━━━━━ Data rows ━━━━━
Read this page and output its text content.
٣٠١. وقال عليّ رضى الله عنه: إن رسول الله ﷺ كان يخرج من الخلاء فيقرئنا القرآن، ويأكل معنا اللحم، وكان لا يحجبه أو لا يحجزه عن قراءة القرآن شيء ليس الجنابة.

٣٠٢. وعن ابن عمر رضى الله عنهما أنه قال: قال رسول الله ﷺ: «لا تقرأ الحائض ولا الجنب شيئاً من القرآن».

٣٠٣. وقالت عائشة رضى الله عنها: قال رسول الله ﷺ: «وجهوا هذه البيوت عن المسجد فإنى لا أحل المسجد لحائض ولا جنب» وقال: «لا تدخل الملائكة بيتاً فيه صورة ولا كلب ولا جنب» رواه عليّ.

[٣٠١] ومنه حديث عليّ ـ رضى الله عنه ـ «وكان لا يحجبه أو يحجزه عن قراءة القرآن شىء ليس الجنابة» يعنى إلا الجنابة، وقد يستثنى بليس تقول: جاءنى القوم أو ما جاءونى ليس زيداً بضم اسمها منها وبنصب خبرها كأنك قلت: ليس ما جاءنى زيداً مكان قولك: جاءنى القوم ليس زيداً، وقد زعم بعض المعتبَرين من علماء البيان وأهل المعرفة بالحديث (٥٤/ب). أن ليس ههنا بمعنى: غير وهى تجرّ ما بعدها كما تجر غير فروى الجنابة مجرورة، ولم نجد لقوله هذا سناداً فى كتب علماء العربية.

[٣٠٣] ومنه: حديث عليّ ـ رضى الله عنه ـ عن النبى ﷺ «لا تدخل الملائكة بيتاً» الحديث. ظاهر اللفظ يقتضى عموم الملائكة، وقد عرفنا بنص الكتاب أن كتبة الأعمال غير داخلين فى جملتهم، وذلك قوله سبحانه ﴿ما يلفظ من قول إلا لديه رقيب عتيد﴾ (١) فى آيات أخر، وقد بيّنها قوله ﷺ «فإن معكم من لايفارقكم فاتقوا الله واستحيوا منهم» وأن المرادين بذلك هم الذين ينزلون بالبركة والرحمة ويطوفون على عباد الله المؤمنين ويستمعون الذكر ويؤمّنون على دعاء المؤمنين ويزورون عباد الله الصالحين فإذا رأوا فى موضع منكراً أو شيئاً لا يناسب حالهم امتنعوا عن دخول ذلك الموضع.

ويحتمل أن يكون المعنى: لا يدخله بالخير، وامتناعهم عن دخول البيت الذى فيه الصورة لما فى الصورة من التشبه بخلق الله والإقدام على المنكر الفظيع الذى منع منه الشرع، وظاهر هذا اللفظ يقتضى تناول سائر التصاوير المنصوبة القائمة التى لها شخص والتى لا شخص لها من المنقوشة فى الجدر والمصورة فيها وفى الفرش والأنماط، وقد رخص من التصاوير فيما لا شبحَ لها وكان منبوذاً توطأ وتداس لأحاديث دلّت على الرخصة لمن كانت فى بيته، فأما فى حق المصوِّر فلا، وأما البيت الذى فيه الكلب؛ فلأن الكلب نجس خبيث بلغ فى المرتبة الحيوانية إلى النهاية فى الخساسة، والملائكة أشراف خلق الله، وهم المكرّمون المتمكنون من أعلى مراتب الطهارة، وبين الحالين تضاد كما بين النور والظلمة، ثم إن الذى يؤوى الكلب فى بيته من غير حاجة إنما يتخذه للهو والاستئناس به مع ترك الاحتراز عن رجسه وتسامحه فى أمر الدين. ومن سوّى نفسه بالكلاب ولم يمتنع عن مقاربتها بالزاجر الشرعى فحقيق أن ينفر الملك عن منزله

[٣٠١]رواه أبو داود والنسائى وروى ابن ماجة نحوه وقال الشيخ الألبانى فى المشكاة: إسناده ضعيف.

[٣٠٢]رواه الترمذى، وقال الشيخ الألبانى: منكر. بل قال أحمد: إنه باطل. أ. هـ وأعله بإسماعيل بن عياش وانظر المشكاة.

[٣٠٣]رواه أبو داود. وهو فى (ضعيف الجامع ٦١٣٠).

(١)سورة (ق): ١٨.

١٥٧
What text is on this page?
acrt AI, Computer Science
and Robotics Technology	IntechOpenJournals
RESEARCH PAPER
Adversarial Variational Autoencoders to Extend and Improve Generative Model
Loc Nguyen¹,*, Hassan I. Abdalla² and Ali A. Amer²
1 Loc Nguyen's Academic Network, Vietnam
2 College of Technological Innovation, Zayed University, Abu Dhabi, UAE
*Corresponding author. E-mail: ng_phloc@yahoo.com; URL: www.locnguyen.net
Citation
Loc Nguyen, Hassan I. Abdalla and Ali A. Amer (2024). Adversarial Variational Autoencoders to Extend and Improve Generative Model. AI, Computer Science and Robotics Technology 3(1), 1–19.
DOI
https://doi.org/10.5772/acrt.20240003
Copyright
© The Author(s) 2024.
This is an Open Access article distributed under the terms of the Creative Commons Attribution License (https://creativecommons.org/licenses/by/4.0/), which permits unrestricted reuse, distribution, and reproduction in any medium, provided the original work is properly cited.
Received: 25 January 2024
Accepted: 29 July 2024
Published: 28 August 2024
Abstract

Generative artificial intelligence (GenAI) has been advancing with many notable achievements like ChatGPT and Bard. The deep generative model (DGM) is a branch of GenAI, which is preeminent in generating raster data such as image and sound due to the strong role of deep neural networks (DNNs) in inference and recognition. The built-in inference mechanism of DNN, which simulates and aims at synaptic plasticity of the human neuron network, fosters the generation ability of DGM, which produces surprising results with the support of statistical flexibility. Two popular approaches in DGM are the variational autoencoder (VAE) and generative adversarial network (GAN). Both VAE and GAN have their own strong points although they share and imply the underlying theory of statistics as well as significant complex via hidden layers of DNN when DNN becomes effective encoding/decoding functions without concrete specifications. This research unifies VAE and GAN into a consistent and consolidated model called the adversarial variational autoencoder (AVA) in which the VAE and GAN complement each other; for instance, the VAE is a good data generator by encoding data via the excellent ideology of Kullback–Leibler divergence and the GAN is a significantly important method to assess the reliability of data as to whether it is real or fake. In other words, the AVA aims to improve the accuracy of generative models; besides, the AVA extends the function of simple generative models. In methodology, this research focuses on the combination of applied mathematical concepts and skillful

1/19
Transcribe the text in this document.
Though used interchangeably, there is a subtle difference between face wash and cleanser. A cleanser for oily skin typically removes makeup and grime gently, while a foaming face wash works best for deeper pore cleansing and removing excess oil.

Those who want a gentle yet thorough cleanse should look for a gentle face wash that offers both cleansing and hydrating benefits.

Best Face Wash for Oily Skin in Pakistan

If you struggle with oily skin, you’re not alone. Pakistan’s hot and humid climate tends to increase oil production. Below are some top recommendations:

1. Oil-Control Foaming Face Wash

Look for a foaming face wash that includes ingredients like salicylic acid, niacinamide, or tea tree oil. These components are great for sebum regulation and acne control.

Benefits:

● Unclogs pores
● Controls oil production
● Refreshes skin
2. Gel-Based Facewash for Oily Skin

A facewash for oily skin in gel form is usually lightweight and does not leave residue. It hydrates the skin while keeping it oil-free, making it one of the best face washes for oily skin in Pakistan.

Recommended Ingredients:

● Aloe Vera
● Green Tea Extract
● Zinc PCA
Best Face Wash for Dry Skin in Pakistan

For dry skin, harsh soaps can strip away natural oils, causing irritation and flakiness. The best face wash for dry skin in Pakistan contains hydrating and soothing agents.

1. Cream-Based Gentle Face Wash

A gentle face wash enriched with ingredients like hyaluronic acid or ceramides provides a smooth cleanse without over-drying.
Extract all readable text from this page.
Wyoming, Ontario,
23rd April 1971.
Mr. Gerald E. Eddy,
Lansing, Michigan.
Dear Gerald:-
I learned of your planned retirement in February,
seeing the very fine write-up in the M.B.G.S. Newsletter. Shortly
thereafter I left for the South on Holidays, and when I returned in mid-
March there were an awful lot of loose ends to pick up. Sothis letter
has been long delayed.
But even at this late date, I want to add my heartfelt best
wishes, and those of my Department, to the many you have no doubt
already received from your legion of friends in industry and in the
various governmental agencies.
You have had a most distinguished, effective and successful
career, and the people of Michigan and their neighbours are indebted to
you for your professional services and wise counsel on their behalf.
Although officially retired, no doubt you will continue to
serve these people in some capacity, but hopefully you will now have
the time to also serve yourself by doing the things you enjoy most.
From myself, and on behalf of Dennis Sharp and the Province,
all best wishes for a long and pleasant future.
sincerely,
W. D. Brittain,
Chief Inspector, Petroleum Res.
━━━━━
Instruction: Across the entries above, how many lines contain "long"? Provide only the count.

Exercise answer: 2